### MATERIAL FOR THE TASK
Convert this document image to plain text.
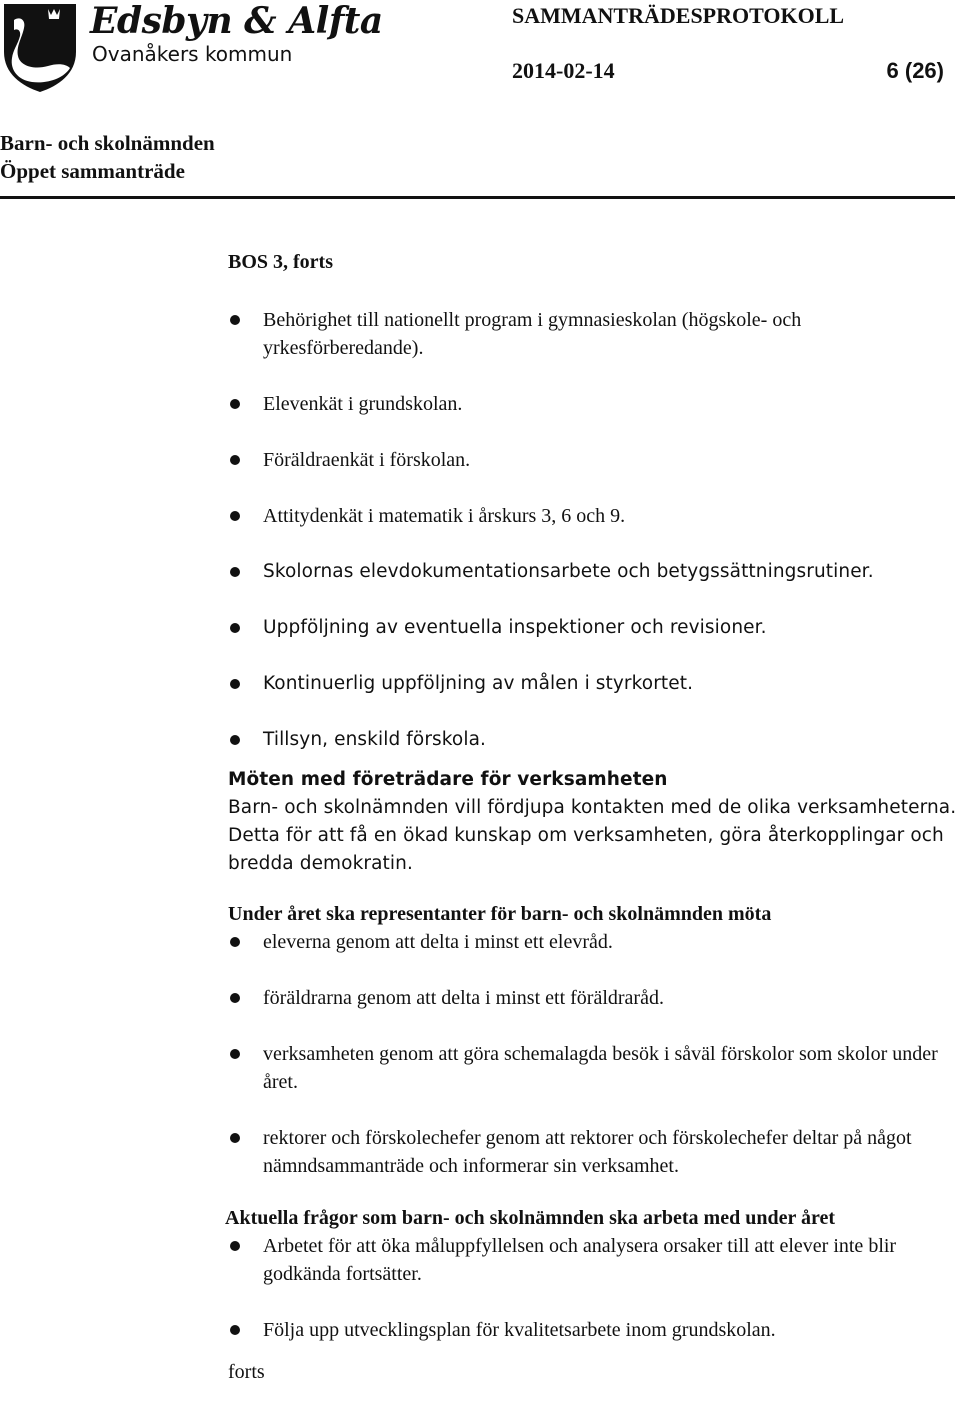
Edsbyn & Alfta
Ovanåkers kommun
SAMMANTRÄDESPROTOKOLL
2014-02-14	6 (26)
Barn- och skolnämnden
Öppet sammanträde
BOS 3, forts
Behörighet till nationellt program i gymnasieskolan (högskole- och yrkesförberedande).
Elevenkät i grundskolan.
Föräldraenkät i förskolan.
Attitydenkät i matematik i årskurs 3, 6 och 9.
Skolornas elevdokumentationsarbete och betygssättningsrutiner.
Uppföljning av eventuella inspektioner och revisioner.
Kontinuerlig uppföljning av målen i styrkortet.
Tillsyn, enskild förskola.
Möten med företrädare för verksamheten
Barn- och skolnämnden vill fördjupa kontakten med de olika verksamheterna. Detta för att få en ökad kunskap om verksamheten, göra återkopplingar och bredda demokratin.
Under året ska representanter för barn- och skolnämnden möta
eleverna genom att delta i minst ett elevråd.
föräldrarna genom att delta i minst ett föräldraråd.
verksamheten genom att göra schemalagda besök i såväl förskolor som skolor under året.
rektorer och förskolechefer genom att rektorer och förskolechefer deltar på något nämndsammanträde och informerar sin verksamhet.
Aktuella frågor som barn- och skolnämnden ska arbeta med under året
Arbetet för att öka måluppfyllelsen och analysera orsaker till att elever inte blir godkända fortsätter.
Följa upp utvecklingsplan för kvalitetsarbete inom grundskolan.
forts
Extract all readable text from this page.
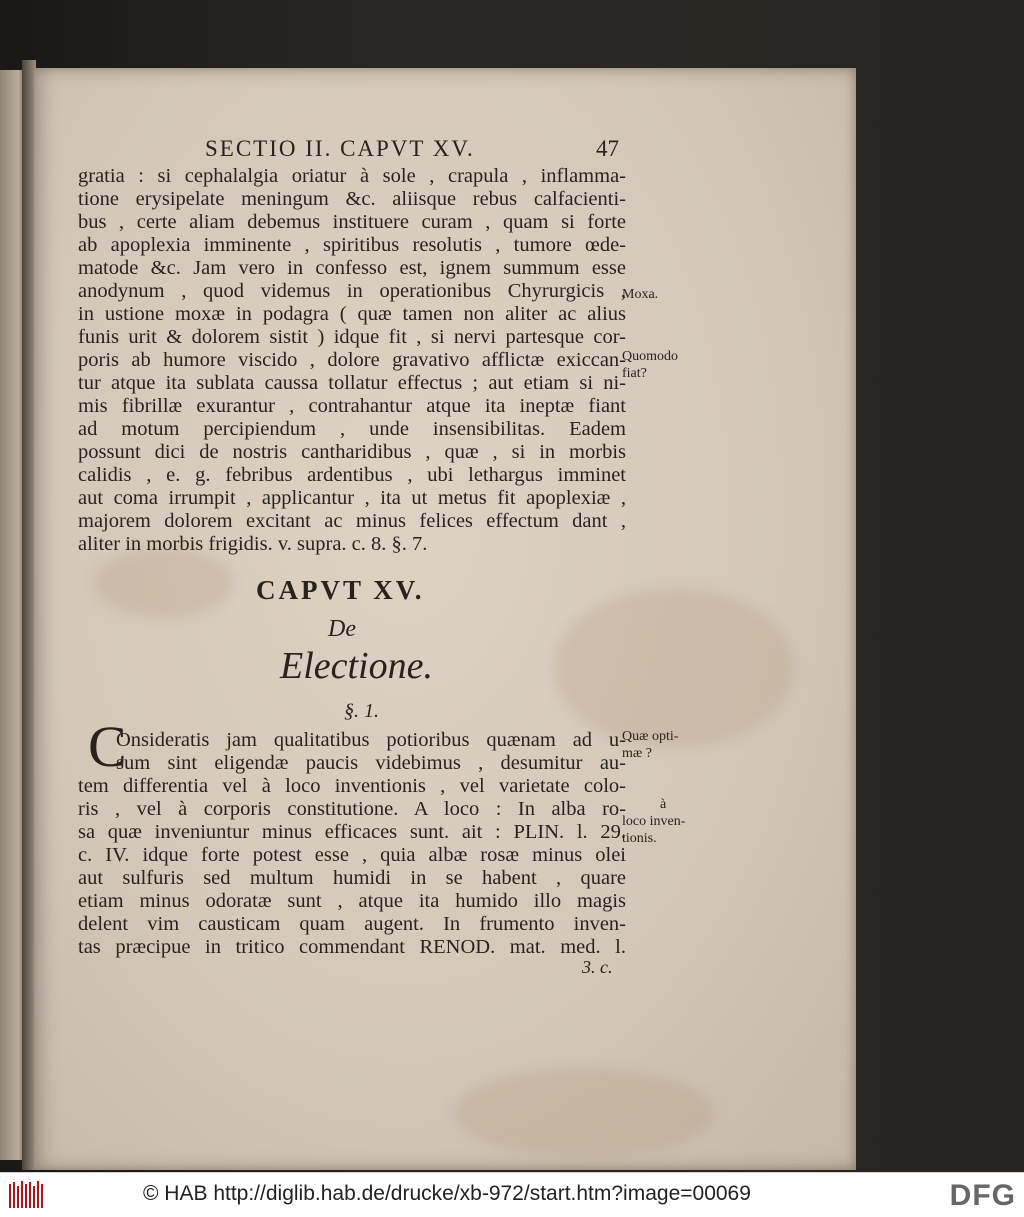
SECTIO II. CAPVT XV.	47
gratia : si cephalalgia oriatur à sole , crapula , inflamma-
tione erysipelate meningum &c. aliisque rebus calfacienti-
bus , certe aliam debemus instituere curam , quam si forte
ab apoplexia imminente , spiritibus resolutis , tumore œde-
matode &c. Jam vero in confesso est, ignem summum esse
anodynum , quod videmus in operationibus Chyrurgicis ,
in ustione moxæ in podagra ( quæ tamen non aliter ac alius
funis urit & dolorem sistit ) idque fit , si nervi partesque cor-
poris ab humore viscido , dolore gravativo afflictæ exiccan-
tur atque ita sublata caussa tollatur effectus ; aut etiam si ni-
mis fibrillæ exurantur , contrahantur atque ita ineptæ fiant
ad motum percipiendum , unde insensibilitas. Eadem
possunt dici de nostris cantharidibus , quæ , si in morbis
calidis , e. g. febribus ardentibus , ubi lethargus imminet
aut coma irrumpit , applicantur , ita ut metus fit apoplexiæ ,
majorem dolorem excitant ac minus felices effectum dant ,
aliter in morbis frigidis. v. supra. c. 8. §. 7.
CAPVT XV.
De
Electione.
§. 1.
C
Onsideratis jam qualitatibus potioribus quænam ad u-
sum sint eligendæ paucis videbimus , desumitur au-
tem differentia vel à loco inventionis , vel varietate colo-
ris , vel à corporis constitutione. A loco : In alba ro-
sa quæ inveniuntur minus efficaces sunt. ait : PLIN. l. 29.
c. IV. idque forte potest esse , quia albæ rosæ minus olei
aut sulfuris sed multum humidi in se habent , quare
etiam minus odoratæ sunt , atque ita humido illo magis
delent vim causticam quam augent. In frumento inven-
tas præcipue in tritico commendant RENOD. mat. med. l.
3. c.
Moxa.
Quomodo
fiat?
Quæ opti-
mæ ?
à
loco inven-
tionis.
© HAB http://diglib.hab.de/drucke/xb-972/start.htm?image=00069	DFG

### PROBLEM DETAILS
Recopy the full listing exactly, passing over any picture.

### EXERCISE RESULT
Convert this document image to plain text.
Edsbyn & Alfta
Ovanåkers kommun
SAMMANTRÄDESPROTOKOLL
2014-02-14	6 (26)
Barn- och skolnämnden
Öppet sammanträde
BOS 3, forts
Behörighet till nationellt program i gymnasieskolan (högskole- och yrkesförberedande).
Elevenkät i grundskolan.
Föräldraenkät i förskolan.
Attitydenkät i matematik i årskurs 3, 6 och 9.
Skolornas elevdokumentationsarbete och betygssättningsrutiner.
Uppföljning av eventuella inspektioner och revisioner.
Kontinuerlig uppföljning av målen i styrkortet.
Tillsyn, enskild förskola.
Möten med företrädare för verksamheten
Barn- och skolnämnden vill fördjupa kontakten med de olika verksamheterna. Detta för att få en ökad kunskap om verksamheten, göra återkopplingar och bredda demokratin.
Under året ska representanter för barn- och skolnämnden möta
eleverna genom att delta i minst ett elevråd.
föräldrarna genom att delta i minst ett föräldraråd.
verksamheten genom att göra schemalagda besök i såväl förskolor som skolor under året.
rektorer och förskolechefer genom att rektorer och förskolechefer deltar på något nämndsammanträde och informerar sin verksamhet.
Aktuella frågor som barn- och skolnämnden ska arbeta med under året
Arbetet för att öka måluppfyllelsen och analysera orsaker till att elever inte blir godkända fortsätter.
Följa upp utvecklingsplan för kvalitetsarbete inom grundskolan.
forts
Extract all readable text from this page.
SECTIO II. CAPVT XV.	47
gratia : si cephalalgia oriatur à sole , crapula , inflamma-
tione erysipelate meningum &c. aliisque rebus calfacienti-
bus , certe aliam debemus instituere curam , quam si forte
ab apoplexia imminente , spiritibus resolutis , tumore œde-
matode &c. Jam vero in confesso est, ignem summum esse
anodynum , quod videmus in operationibus Chyrurgicis ,
in ustione moxæ in podagra ( quæ tamen non aliter ac alius
funis urit & dolorem sistit ) idque fit , si nervi partesque cor-
poris ab humore viscido , dolore gravativo afflictæ exiccan-
tur atque ita sublata caussa tollatur effectus ; aut etiam si ni-
mis fibrillæ exurantur , contrahantur atque ita ineptæ fiant
ad motum percipiendum , unde insensibilitas. Eadem
possunt dici de nostris cantharidibus , quæ , si in morbis
calidis , e. g. febribus ardentibus , ubi lethargus imminet
aut coma irrumpit , applicantur , ita ut metus fit apoplexiæ ,
majorem dolorem excitant ac minus felices effectum dant ,
aliter in morbis frigidis. v. supra. c. 8. §. 7.
CAPVT XV.
De
Electione.
§. 1.
C
Onsideratis jam qualitatibus potioribus quænam ad u-
sum sint eligendæ paucis videbimus , desumitur au-
tem differentia vel à loco inventionis , vel varietate colo-
ris , vel à corporis constitutione. A loco : In alba ro-
sa quæ inveniuntur minus efficaces sunt. ait : PLIN. l. 29.
c. IV. idque forte potest esse , quia albæ rosæ minus olei
aut sulfuris sed multum humidi in se habent , quare
etiam minus odoratæ sunt , atque ita humido illo magis
delent vim causticam quam augent. In frumento inven-
tas præcipue in tritico commendant RENOD. mat. med. l.
3. c.
Moxa.
Quomodo
fiat?
Quæ opti-
mæ ?
à
loco inven-
tionis.
© HAB http://diglib.hab.de/drucke/xb-972/start.htm?image=00069	DFG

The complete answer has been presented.